> Task
List every distinct username that appears in the forum thread below, each one once.

──────── Document passage ────────

Ditto. Except just the one boy. And he's doing very well for himself so I think I did a pretty cracking job if I say so myself! 😀

WishingMyLifeAway · 06/05/2023 03:24

Riapia · 06/05/2023 03:09

Pour yourself another glass and FaceTime him while you drink it.
😉😁😁

This! 😂😂😂

In fact go one better and just record you slowly enjoying another glass and then send it to him. Then you don't have to listen to him at the other end! 😂😂😂

someoneisalwaysintheloo · 06/05/2023 03:30

He's being an arse.

When is your holiday and nights out?

OhamIreally · 06/05/2023 04:07

Riapia · 06/05/2023 03:09

Pour yourself another glass and FaceTime him while you drink it.
😉😁😁

😁😁😁

comfyshoes2022 · 06/05/2023 04:10

LividHouse · 05/05/2023 22:02

I wouldn’t be capable of much after three glasses.

Solo I never have more than one. I’d want to drive or be able to concentrate in an emergency.

Disclaimer: I know lots of people think that’s silly.

Agreed

newjobnewstartihope · 06/05/2023 04:19

Jansetten · 06/05/2023 01:51

I mean we all go to sleep and are unconscious when our children are also asleep?? Is that not somewhat similar to having three glasses of wine, if an emergency were to happen and you’d be waken up you’d be drowsy and also somewhat impaired by sleep.

Obviously not
I thought everyone knew your consciousness levels were effected by alcohol?

──────── Supplied records ────────

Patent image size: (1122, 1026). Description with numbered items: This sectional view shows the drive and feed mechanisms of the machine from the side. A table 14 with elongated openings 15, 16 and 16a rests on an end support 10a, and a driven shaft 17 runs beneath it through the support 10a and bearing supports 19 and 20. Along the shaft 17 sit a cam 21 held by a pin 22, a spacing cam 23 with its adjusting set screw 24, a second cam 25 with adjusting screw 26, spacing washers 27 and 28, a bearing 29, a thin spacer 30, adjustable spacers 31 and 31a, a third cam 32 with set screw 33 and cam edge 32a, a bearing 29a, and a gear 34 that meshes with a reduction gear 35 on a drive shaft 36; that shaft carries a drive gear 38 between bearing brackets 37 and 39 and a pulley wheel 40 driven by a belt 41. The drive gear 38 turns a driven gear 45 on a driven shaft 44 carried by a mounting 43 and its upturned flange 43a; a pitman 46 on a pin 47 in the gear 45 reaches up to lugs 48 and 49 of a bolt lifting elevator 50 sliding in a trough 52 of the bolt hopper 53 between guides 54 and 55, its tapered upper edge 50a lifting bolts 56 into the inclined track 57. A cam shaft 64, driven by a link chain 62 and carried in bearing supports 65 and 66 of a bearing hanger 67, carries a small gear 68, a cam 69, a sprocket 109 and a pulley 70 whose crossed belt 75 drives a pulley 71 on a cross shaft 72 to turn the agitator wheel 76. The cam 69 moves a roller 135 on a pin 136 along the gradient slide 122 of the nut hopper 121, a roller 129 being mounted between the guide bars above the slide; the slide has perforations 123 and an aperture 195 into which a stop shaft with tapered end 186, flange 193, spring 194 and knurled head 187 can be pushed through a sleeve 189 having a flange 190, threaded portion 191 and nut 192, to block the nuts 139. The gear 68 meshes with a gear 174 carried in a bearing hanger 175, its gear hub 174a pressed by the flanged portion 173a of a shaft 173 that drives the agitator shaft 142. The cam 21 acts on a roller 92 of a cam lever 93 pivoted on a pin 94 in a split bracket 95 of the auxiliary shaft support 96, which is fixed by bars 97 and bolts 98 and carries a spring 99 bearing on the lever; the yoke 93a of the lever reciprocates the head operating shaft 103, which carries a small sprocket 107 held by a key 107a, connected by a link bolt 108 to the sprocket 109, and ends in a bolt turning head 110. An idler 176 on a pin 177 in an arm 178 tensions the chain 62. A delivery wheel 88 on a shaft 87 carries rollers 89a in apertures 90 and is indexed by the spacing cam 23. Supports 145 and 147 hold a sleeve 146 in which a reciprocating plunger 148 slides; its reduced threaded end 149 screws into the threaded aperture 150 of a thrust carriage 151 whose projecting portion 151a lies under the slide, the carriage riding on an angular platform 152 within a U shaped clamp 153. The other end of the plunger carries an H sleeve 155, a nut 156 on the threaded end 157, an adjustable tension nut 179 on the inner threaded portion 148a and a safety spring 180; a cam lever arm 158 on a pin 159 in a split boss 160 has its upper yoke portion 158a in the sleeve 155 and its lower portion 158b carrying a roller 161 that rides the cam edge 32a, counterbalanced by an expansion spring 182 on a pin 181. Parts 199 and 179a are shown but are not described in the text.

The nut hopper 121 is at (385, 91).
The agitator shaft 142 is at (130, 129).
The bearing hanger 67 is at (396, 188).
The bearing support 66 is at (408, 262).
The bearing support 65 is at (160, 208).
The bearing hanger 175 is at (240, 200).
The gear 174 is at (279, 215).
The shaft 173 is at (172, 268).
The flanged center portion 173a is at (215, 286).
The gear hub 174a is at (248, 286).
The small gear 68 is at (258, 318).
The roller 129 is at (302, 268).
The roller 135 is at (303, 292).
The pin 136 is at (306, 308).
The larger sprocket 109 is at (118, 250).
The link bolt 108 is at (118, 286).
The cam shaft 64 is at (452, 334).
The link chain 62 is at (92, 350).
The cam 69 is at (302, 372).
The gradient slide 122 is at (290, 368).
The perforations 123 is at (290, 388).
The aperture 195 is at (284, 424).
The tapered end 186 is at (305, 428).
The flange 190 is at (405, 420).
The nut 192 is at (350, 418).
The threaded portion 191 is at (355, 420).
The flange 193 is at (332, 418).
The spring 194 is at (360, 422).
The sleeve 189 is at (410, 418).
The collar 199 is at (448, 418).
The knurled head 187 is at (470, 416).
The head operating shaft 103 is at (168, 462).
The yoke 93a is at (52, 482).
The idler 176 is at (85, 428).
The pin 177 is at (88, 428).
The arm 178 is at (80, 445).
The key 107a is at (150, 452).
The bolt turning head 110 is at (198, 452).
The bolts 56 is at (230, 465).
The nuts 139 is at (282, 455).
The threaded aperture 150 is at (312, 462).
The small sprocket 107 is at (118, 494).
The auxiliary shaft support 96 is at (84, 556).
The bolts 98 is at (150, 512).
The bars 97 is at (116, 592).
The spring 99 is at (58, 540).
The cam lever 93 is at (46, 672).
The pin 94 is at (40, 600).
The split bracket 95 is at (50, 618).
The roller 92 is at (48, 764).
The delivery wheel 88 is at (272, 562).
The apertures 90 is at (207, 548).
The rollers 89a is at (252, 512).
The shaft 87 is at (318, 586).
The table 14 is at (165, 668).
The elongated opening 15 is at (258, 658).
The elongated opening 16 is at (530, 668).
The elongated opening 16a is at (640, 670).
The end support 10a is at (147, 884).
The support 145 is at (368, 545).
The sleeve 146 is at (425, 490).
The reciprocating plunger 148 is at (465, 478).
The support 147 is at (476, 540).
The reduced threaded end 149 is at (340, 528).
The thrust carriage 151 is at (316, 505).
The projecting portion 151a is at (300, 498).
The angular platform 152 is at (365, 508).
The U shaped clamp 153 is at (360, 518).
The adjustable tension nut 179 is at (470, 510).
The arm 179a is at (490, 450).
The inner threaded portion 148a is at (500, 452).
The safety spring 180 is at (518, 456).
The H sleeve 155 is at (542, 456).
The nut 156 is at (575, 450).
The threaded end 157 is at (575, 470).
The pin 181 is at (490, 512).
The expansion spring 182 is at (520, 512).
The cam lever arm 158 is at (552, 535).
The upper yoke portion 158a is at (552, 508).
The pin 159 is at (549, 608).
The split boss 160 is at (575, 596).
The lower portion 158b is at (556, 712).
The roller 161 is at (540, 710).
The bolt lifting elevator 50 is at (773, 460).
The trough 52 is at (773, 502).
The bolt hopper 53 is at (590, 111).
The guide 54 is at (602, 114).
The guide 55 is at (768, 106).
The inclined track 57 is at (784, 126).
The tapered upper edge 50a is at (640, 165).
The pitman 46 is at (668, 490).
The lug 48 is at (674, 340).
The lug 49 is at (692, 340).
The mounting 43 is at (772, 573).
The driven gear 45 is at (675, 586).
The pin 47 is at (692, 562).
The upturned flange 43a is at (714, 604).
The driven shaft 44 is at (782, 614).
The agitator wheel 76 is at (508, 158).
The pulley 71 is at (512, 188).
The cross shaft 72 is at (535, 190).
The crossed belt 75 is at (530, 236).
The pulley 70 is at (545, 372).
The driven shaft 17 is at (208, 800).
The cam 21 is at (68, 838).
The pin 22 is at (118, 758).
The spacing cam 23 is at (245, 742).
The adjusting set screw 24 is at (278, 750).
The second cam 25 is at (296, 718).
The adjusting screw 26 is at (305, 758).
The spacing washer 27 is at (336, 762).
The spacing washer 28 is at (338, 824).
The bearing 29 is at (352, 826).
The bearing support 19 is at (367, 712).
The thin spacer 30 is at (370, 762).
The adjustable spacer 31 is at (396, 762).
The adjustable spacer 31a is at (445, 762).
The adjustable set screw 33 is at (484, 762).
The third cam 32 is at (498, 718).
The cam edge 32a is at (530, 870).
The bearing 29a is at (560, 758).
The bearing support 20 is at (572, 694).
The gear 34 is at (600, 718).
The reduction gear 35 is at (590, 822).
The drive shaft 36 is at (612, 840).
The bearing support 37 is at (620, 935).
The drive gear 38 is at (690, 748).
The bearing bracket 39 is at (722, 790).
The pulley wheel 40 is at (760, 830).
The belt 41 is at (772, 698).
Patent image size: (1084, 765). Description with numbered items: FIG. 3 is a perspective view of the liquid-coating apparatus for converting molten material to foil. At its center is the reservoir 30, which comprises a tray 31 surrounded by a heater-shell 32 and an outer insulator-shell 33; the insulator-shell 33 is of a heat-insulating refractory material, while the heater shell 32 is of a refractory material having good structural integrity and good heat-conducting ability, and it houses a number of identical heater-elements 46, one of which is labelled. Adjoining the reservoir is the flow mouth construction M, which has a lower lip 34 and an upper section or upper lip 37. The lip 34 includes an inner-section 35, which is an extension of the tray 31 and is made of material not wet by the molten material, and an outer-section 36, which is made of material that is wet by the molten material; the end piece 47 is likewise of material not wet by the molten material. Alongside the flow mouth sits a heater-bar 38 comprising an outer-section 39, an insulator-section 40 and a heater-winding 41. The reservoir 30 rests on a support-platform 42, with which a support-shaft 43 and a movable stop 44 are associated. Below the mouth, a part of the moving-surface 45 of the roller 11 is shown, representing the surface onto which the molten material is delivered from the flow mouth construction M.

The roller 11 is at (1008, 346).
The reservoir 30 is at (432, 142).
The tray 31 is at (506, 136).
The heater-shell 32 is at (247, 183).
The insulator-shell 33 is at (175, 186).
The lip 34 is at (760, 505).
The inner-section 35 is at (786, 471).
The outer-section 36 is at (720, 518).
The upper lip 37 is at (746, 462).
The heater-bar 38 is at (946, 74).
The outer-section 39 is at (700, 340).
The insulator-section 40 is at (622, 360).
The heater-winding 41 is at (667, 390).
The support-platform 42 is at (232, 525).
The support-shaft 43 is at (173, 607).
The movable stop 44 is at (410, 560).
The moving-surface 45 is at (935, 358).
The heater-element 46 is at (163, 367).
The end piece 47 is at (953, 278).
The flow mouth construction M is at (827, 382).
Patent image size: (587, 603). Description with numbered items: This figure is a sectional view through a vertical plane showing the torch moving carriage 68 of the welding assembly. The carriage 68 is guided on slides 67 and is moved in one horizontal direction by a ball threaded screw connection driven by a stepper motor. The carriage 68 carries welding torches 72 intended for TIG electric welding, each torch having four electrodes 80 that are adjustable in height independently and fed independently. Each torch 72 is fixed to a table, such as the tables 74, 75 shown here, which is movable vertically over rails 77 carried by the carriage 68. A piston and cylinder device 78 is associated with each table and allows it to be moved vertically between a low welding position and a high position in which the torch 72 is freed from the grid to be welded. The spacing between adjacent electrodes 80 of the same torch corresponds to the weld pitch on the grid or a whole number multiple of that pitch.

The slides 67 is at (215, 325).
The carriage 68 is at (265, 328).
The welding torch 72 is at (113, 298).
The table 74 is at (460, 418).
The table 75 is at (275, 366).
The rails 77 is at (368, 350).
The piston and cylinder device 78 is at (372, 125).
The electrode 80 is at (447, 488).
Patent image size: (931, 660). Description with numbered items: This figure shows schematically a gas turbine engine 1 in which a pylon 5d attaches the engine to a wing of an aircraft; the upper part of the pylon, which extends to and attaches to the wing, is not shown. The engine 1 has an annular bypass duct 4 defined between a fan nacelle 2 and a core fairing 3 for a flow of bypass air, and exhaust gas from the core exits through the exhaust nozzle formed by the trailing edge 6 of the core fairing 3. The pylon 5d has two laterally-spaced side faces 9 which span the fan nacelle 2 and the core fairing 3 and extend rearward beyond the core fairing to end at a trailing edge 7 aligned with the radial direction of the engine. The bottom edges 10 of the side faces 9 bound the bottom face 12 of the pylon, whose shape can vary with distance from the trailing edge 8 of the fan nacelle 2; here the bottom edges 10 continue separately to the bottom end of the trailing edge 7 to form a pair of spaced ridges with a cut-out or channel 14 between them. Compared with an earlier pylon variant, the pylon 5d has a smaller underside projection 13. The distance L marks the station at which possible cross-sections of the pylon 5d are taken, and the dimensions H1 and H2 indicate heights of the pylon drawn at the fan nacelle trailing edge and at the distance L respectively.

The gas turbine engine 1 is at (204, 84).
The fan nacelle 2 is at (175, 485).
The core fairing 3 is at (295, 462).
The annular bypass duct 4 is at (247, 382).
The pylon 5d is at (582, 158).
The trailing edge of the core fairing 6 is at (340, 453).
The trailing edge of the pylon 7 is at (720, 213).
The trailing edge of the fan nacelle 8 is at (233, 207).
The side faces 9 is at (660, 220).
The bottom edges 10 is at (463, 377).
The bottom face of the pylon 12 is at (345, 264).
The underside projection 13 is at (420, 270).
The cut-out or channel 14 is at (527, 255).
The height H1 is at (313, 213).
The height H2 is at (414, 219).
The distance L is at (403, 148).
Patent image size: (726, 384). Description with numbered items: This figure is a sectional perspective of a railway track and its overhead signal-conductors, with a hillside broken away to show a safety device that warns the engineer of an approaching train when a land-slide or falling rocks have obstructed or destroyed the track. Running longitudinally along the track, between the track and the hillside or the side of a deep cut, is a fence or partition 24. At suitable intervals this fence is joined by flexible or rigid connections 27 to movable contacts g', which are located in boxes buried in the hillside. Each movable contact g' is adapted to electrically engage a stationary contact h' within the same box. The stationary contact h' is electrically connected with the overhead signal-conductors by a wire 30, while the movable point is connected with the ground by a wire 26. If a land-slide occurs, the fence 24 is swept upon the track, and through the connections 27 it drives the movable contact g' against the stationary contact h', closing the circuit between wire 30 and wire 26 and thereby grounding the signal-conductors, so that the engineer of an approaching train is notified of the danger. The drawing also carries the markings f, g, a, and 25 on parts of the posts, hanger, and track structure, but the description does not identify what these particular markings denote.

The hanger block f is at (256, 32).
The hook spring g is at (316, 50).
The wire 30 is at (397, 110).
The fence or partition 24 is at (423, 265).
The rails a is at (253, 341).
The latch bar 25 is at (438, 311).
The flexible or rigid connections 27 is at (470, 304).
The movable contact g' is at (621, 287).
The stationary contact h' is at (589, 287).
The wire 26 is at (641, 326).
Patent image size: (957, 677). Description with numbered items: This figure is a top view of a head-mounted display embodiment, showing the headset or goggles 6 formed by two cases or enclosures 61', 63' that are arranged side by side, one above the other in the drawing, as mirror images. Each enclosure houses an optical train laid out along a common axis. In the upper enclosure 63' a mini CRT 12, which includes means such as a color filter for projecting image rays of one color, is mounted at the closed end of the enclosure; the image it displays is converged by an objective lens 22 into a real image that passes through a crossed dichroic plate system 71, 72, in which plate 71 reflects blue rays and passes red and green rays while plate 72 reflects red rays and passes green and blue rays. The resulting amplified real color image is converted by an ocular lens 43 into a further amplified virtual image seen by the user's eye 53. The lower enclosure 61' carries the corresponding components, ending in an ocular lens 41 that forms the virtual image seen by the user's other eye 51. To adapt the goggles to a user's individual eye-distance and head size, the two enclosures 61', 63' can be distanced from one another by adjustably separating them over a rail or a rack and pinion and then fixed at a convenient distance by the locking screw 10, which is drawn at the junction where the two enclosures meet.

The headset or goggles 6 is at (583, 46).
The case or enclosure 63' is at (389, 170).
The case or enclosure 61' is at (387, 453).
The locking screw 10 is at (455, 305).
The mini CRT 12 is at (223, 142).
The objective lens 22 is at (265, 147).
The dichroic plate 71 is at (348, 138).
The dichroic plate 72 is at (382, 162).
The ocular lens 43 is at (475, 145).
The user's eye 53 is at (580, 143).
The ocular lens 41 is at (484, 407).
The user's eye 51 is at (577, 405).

────────

> Solution to this task
WishingMyLifeAway
Riapia
someoneisalwaysintheloo
OhamIreally
comfyshoes2022
LividHouse
newjobnewstartihope
Jansetten